Saved entries
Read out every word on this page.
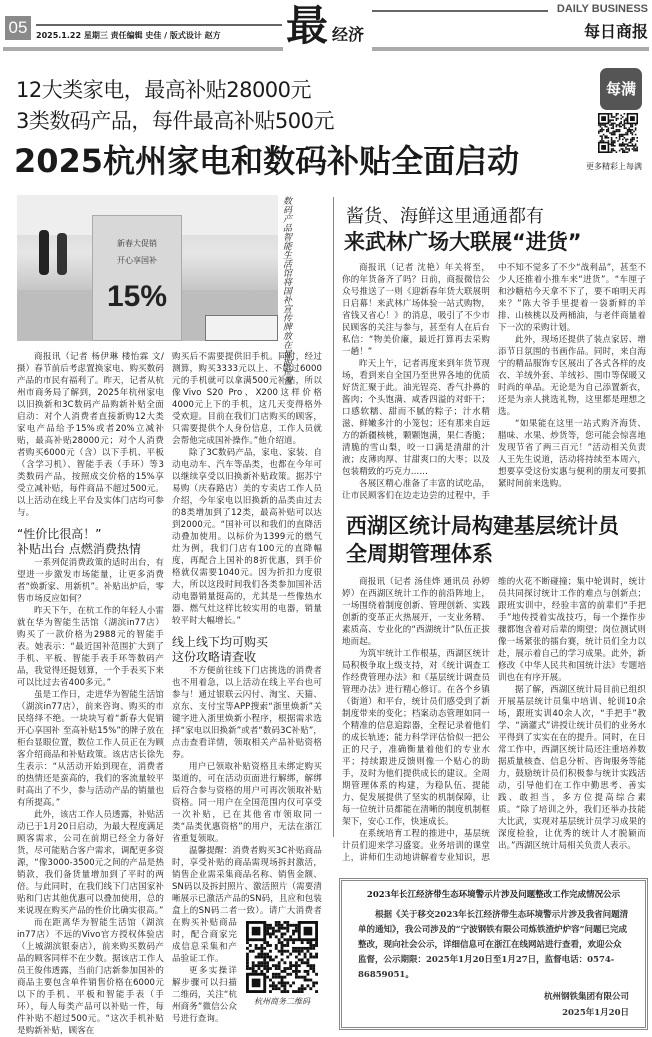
05	2025.1.22 星期三 责任编辑 史佳 / 版式设计 赵方 最 经济
DAILY BUSINESS
每日商报
每满
更多精彩上每满
12大类家电，最高补贴28000元
3类数码产品，每件最高补贴500元
2025杭州家电和数码补贴全面启动
新春大促销
开心享国补
15%	数码产品智能生活馆将国补宣传牌放在显眼位置

商报讯（记者 杨伊琳 楼怡霖 文/摄）春节前后考虑置换家电、购买数码产品的市民有福利了。昨天，记者从杭州市商务局了解到，2025年杭州家电以旧换新和3C数码产品购新补贴全面启动：对个人消费者直接新购12大类家电产品给予15%或者20%立减补贴，最高补贴28000元；对个人消费者购买6000元（含）以下手机、平板（含学习机）、智能手表（手环）等3类数码产品，按照成交价格的15%享受立减补贴，每件商品不超过500元。以上活动在线上平台及实体门店均可参与。

“性价比很高！”
补贴出台 点燃消费热情

一系列促消费政策的适时出台，有望进一步激发市场能量，让更多消费者“焕新家、用新机”。补贴出炉后，零售市场反应如何？

昨天下午，在杭工作的年轻人小雷就在华为智能生活馆（湖滨in77店）购买了一款价格为2988元的智能手表。她表示：“最近国补范围扩大到了手机、平板、智能手表手环等数码产品，我觉得还挺划算，一个手表买下来可以比过去省400多元。”

虽是工作日，走进华为智能生活馆（湖滨in77店），前来咨询、购买的市民络绎不绝。一块块写着“新春大促销 开心享国补 至高补贴15%”的牌子放在柜台显眼位置，数位工作人员正在为顾客介绍商品和补贴政策。该店店长徐先生表示：“从活动开始到现在，消费者的热情还是蛮高的，我们的客流量较平时高出了不少，参与活动产品的销量也有所提高。”

此外，该店工作人员透露，补贴活动已于1月20日启动，为最大程度满足顾客需求，公司在前期已经全力备好货，尽可能贴合客户需求，调配更多资源，“像3000-3500元之间的产品是热销款，我们备货量增加到了平时的两倍。与此同时，在我们线下门店国家补贴和门店其他优惠可以叠加使用，总的来说现在购买产品的性价比确实很高。”

而在距离华为智能生活馆（湖滨in77店）不远的Vivo官方授权体验店（上城湖滨银泰店），前来购买数码产品的顾客同样不在少数。据该店工作人员王俊伟透露，当前门店新参加国补的商品主要包含单件销售价格在6000元以下的手机、平板和智能手表（手环），每人每类产品可以补贴一件，每件补贴不超过500元。“这次手机补贴是购新补贴，顾客在

杭州商务二维码

购买后不需要提供旧手机。同时，经过测算，购买3333元以上、不超过6000元的手机就可以拿满500元补贴，所以像Vivo S20 Pro、X200这样价格4000元上下的手机，这几天变得格外受欢迎。目前在我们门店购买的顾客，只需要提供个人身份信息，工作人员就会帮他完成国补操作。”他介绍道。

除了3C数码产品，家电、家装、自动电动车、汽车等品类，也都在今年可以继续享受以旧换新补贴政策。据苏宁易购（庆春路店）美的专卖店工作人员介绍，今年家电以旧换新的品类由过去的8类增加到了12类，最高补贴可以达到2000元。“国补可以和我们的直降活动叠加使用。以标价为1399元的燃气灶为例，我们门店有100元的直降幅度，再配合上国补的8折优惠，到手价格就仅需要1040元。因为折扣力度很大，所以这段时间我们各类参加国补活动电器销量挺高的，尤其是一些像热水器、燃气灶这样比较实用的电器，销量较平时大幅增长。”

线上线下均可购买
这份攻略请查收

不方便前往线下门店挑选的消费者也不用着急，以上活动在线上平台也可参与！通过银联云闪付、淘宝、天猫、京东、支付宝等APP搜索“浙里焕新”关键字进入浙里焕新小程序，根据需求选择“家电以旧换新”或者“数码3C补贴”，点击查看详情，领取相关产品补贴资格券。

用户已领取补贴资格且未绑定购买渠道的，可在活动页面进行解绑，解绑后符合参与资格的用户可再次领取补贴资格。同一用户在全国范围内仅可享受一次补贴，已在其他省市领取同一类“品类优惠资格”的用户，无法在浙江省重复领取。

温馨提醒：消费者购买3C补贴商品时，享受补贴的商品需现场拆封激活，销售企业需采集商品名称、销售金额、SN码以及拆封照片、激活照片（需要清晰展示已激活产品的SN码，且应和包装盒上的SN码二者一致）。请广大消费者在购买补贴商品时，配合商家完成信息采集和产品验证工作。

更多实操详解步骤可以扫描二维码，关注“杭州商务”微信公众号进行查询。

酱货、海鲜这里通通都有
来武林广场大联展“进货”

商报讯（记者 沈艳）年关将至，你的年货备齐了吗？日前，商报微信公众号推送了一则《迎新春年货大联展明日启幕！来武林广场体验一站式购物，省钱又省心！》的消息，吸引了不少市民顾客的关注与参与，甚至有人在后台私信：“物美价廉，最近打算再去采购一趟！”

昨天上午，记者再度来到年货节现场，看到来自全国乃至世界各地的优质好货汇聚于此。油光锃亮、香气扑鼻的酱肉；个头饱满、咸香四溢的对虾干；口感软糯、甜而不腻的粽子；汁水精滋、鲜嫩多汁的小笼包；还有那来自远方的新疆核桃，颗颗饱满，果仁香脆；清脆的雪山梨，咬一口满是清甜的汁液；皮薄肉厚、甘甜爽口的大枣；以及包装精致的巧克力……

各展区精心准备了丰富的试吃品，让市民顾客们在边走边尝的过程中，手中不知不觉多了不少“战利品”，甚至不少人还推着小推车来“进货”。“车厘子和沙糖桔今天拿不下了，要不咱明天再来？”陈大爷手里提着一袋新鲜的羊排、山核桃以及两桶油，与老伴商量着下一次的采购计划。

此外，现场还提供了装点家居、增添节日氛围的书画作品。同时，来自海宁的精品服饰专区展出了各式各样的皮衣、羊绒外套、羊绒衫、围巾等保暖又时尚的单品。无论是为自己添置新衣，还是为亲人挑选礼物，这里都是理想之选。

“如果能在这里一站式购齐海货、腊味、水果、炒货等，您可能会惊喜地发现节省了两三百元！”活动相关负责人王先生说道，活动将持续至本周六，想要享受这份实惠与便利的朋友可要抓紧时间前来选购。

西湖区统计局构建基层统计员
全周期管理体系

商报讯（记者 汤佳烨 通讯员 孙婷婷）在西湖区统计工作的前沿阵地上，一场围绕着制度创新、管理创新、实践创新的变革正火热展开，一支业务精、素质高、专业化的“西湖统计”队伍正拔地而起。

为筑牢统计工作根基，西湖区统计局积极争取上级支持，对《统计调查工作经费管理办法》和《基层统计调查员管理办法》进行精心修订。在各个乡镇（街道）和平台，统计员们感受到了新制度带来的变化；档案动态管理如同一个精准的信息追踪器，全程记录着他们的成长轨迹；能力科学评估恰似一把公正的尺子，准确衡量着他们的专业水平；持续跟进反馈则像一个贴心的助手，及时为他们提供成长的建议。全周期管理体系的构建，为稳队伍、提能力、促发展提供了坚实的机制保障，让每一位统计员都能在清晰的制度机制框架下，安心工作，快速成长。

在系统培育工程的推进中，基层统计员们迎来学习盛宴。业务培训的课堂上，讲师们生动地讲解着专业知识，思维的火花不断碰撞；集中轮训时，统计员共同探讨统计工作的难点与创新点；跟班实训中，经验丰富的前辈们“手把手”地传授着实战技巧，每一个操作步骤都饱含着对后辈的期望；岗位测试则像一场紧张的擂台赛，统计员们全力以赴，展示着自己的学习成果。此外，新修改《中华人民共和国统计法》专题培训也在有序开展。

据了解，西湖区统计局目前已组织开展基层统计员集中培训、轮训10余场，跟班实训40余人次，“手把手”教学、“滴灌式”讲授让统计员们的业务水平得到了实实在在的提升。同时，在日常工作中，西湖区统计局还注重培养数据质量核查、信息分析、咨询服务等能力，鼓励统计员们积极参与统计实践活动，引导他们在工作中勤思考、善实践、敢担当，多方位提高综合素质。“除了培训之外，我们还举办技能大比武，实现对基层统计员学习成果的深度检验，让优秀的统计人才脱颖而出。”西湖区统计局相关负责人表示。

2023年长江经济带生态环境警示片涉及问题整改工作完成情况公示
根据《关于移交2023年长江经济带生态环境警示片涉及我省问题清单的通知》，我公司涉及的“宁波钢铁有限公司炼铁渣炉炉容”问题已完成整改，现向社会公示，详细信息可在浙江在线网站进行查看，欢迎公众监督，公示期限：2025年1月20日至1月27日，监督电话：0574-86859051。
杭州钢铁集团有限公司
2025年1月20日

| Task to carry out |
Search the entries for "新春大促销" and copy out each line that has it.

| Response |
新春大促销
虽是工作日，走进华为智能生活馆（湖滨in77店），前来咨询、购买的市民络绎不绝。一块块写着“新春大促销 开心享国补 至高补贴15%”的牌子放在柜台显眼位置，数位工作人员正在为顾客介绍商品和补贴政策。该店店长徐先生表示：“从活动开始到现在，消费者的热情还是蛮高的，我们的客流量较平时高出了不少，参与活动产品的销量也有所提高。”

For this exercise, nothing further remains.